## Work to be completed:
Without the pictures, return each record as it appears.

%%

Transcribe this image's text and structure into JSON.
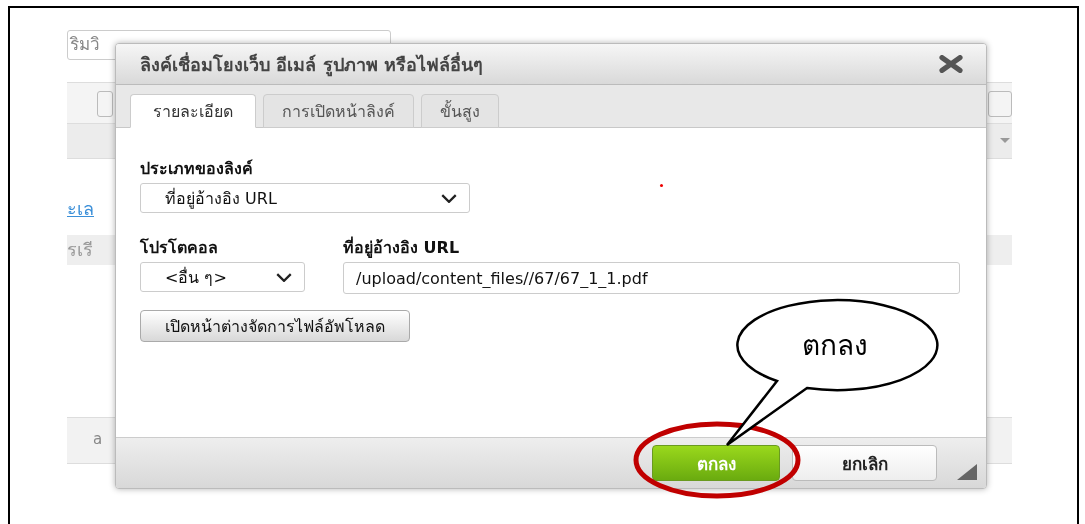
{
  "background": {
    "title_field": "ริมวิ",
    "link": "ะเล",
    "row_text": "รเรี",
    "status_text": "a"
  },
  "dialog": {
    "title": "ลิงค์เชื่อมโยงเว็บ อีเมล์ รูปภาพ หรือไฟล์อื่นๆ",
    "tabs": [
      {
        "label": "รายละเอียด",
        "selected": true
      },
      {
        "label": "การเปิดหน้าลิงค์",
        "selected": false
      },
      {
        "label": "ขั้นสูง",
        "selected": false
      }
    ],
    "link_type": {
      "label": "ประเภทของลิงค์",
      "value": "ที่อยู่อ้างอิง URL"
    },
    "protocol": {
      "label": "โปรโตคอล",
      "value": "<อื่น ๆ>"
    },
    "url": {
      "label": "ที่อยู่อ้างอิง URL",
      "value": "/upload/content_files//67/67_1_1.pdf"
    },
    "browse_button": "เปิดหน้าต่างจัดการไฟล์อัพโหลด",
    "buttons": [
      {
        "label": "ตกลง",
        "kind": "primary"
      },
      {
        "label": "ยกเลิก",
        "kind": "secondary"
      }
    ]
  },
  "callout": {
    "text": "ตกลง"
  }
}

%%

## Task output:
Transcribe this image's text and structure into JSON.
{
  "background": {
    "title_field": "ริมวิ",
    "link": "ะเล",
    "row_text": "รเรี",
    "status_text": "a"
  },
  "dialog": {
    "title": "ลิงค์เชื่อมโยงเว็บ อีเมล์ รูปภาพ หรือไฟล์อื่นๆ",
    "tabs": [
      {
        "label": "รายละเอียด",
        "selected": true
      },
      {
        "label": "การเปิดหน้าลิงค์",
        "selected": false
      },
      {
        "label": "ขั้นสูง",
        "selected": false
      }
    ],
    "link_type": {
      "label": "ประเภทของลิงค์",
      "value": "ที่อยู่อ้างอิง URL"
    },
    "protocol": {
      "label": "โปรโตคอล",
      "value": "<อื่น ๆ>"
    },
    "url": {
      "label": "ที่อยู่อ้างอิง URL",
      "value": "/upload/content_files//67/67_1_1.pdf"
    },
    "browse_button": "เปิดหน้าต่างจัดการไฟล์อัพโหลด",
    "buttons": [
      {
        "label": "ตกลง",
        "kind": "primary"
      },
      {
        "label": "ยกเลิก",
        "kind": "secondary"
      }
    ]
  },
  "callout": {
    "text": "ตกลง"
  }
}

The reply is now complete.